Given exercise:
Transcribe each line exactly.
****************
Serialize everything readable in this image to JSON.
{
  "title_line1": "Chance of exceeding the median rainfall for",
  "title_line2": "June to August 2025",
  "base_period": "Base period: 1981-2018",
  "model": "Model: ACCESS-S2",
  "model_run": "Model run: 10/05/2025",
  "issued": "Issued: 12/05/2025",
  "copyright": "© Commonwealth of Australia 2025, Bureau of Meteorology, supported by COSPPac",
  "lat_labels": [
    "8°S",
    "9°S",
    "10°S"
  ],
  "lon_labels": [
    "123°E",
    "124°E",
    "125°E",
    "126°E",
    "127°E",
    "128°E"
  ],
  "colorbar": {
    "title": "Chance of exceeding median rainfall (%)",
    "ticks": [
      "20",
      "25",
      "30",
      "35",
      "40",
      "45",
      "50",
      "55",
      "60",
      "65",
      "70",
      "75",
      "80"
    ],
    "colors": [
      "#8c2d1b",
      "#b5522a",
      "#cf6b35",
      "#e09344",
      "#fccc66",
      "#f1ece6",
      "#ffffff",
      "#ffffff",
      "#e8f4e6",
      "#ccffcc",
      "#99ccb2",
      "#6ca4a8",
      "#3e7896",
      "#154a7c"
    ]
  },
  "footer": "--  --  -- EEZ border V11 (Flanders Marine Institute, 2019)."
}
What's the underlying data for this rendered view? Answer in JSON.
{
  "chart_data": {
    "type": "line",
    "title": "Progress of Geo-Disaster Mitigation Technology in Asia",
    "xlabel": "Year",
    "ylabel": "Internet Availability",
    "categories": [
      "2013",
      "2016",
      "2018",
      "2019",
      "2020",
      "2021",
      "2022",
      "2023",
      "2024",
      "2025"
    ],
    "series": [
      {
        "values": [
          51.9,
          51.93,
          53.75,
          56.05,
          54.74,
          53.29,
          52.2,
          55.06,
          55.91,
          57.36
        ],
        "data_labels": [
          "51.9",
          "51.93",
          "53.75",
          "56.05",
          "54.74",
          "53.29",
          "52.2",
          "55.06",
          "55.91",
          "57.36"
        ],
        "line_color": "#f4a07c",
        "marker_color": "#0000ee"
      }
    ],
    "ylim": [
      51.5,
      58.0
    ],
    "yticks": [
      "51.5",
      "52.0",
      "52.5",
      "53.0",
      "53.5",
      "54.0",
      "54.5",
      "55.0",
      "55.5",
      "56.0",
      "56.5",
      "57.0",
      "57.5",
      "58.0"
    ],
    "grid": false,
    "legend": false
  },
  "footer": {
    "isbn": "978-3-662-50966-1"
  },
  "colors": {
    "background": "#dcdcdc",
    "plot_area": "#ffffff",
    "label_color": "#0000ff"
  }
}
****************
Solution:
Serialize everything readable in this image to JSON.
{
  "title_line1": "Chance of exceeding the median rainfall for",
  "title_line2": "June to August 2025",
  "base_period": "Base period: 1981-2018",
  "model": "Model: ACCESS-S2",
  "model_run": "Model run: 10/05/2025",
  "issued": "Issued: 12/05/2025",
  "copyright": "© Commonwealth of Australia 2025, Bureau of Meteorology, supported by COSPPac",
  "lat_labels": [
    "8°S",
    "9°S",
    "10°S"
  ],
  "lon_labels": [
    "123°E",
    "124°E",
    "125°E",
    "126°E",
    "127°E",
    "128°E"
  ],
  "colorbar": {
    "title": "Chance of exceeding median rainfall (%)",
    "ticks": [
      "20",
      "25",
      "30",
      "35",
      "40",
      "45",
      "50",
      "55",
      "60",
      "65",
      "70",
      "75",
      "80"
    ],
    "colors": [
      "#8c2d1b",
      "#b5522a",
      "#cf6b35",
      "#e09344",
      "#fccc66",
      "#f1ece6",
      "#ffffff",
      "#ffffff",
      "#e8f4e6",
      "#ccffcc",
      "#99ccb2",
      "#6ca4a8",
      "#3e7896",
      "#154a7c"
    ]
  },
  "footer": "--  --  -- EEZ border V11 (Flanders Marine Institute, 2019)."
}
What's the underlying data for this rendered view? Answer in JSON.
{
  "chart_data": {
    "type": "line",
    "title": "Progress of Geo-Disaster Mitigation Technology in Asia",
    "xlabel": "Year",
    "ylabel": "Internet Availability",
    "categories": [
      "2013",
      "2016",
      "2018",
      "2019",
      "2020",
      "2021",
      "2022",
      "2023",
      "2024",
      "2025"
    ],
    "series": [
      {
        "values": [
          51.9,
          51.93,
          53.75,
          56.05,
          54.74,
          53.29,
          52.2,
          55.06,
          55.91,
          57.36
        ],
        "data_labels": [
          "51.9",
          "51.93",
          "53.75",
          "56.05",
          "54.74",
          "53.29",
          "52.2",
          "55.06",
          "55.91",
          "57.36"
        ],
        "line_color": "#f4a07c",
        "marker_color": "#0000ee"
      }
    ],
    "ylim": [
      51.5,
      58.0
    ],
    "yticks": [
      "51.5",
      "52.0",
      "52.5",
      "53.0",
      "53.5",
      "54.0",
      "54.5",
      "55.0",
      "55.5",
      "56.0",
      "56.5",
      "57.0",
      "57.5",
      "58.0"
    ],
    "grid": false,
    "legend": false
  },
  "footer": {
    "isbn": "978-3-662-50966-1"
  },
  "colors": {
    "background": "#dcdcdc",
    "plot_area": "#ffffff",
    "label_color": "#0000ff"
  }
}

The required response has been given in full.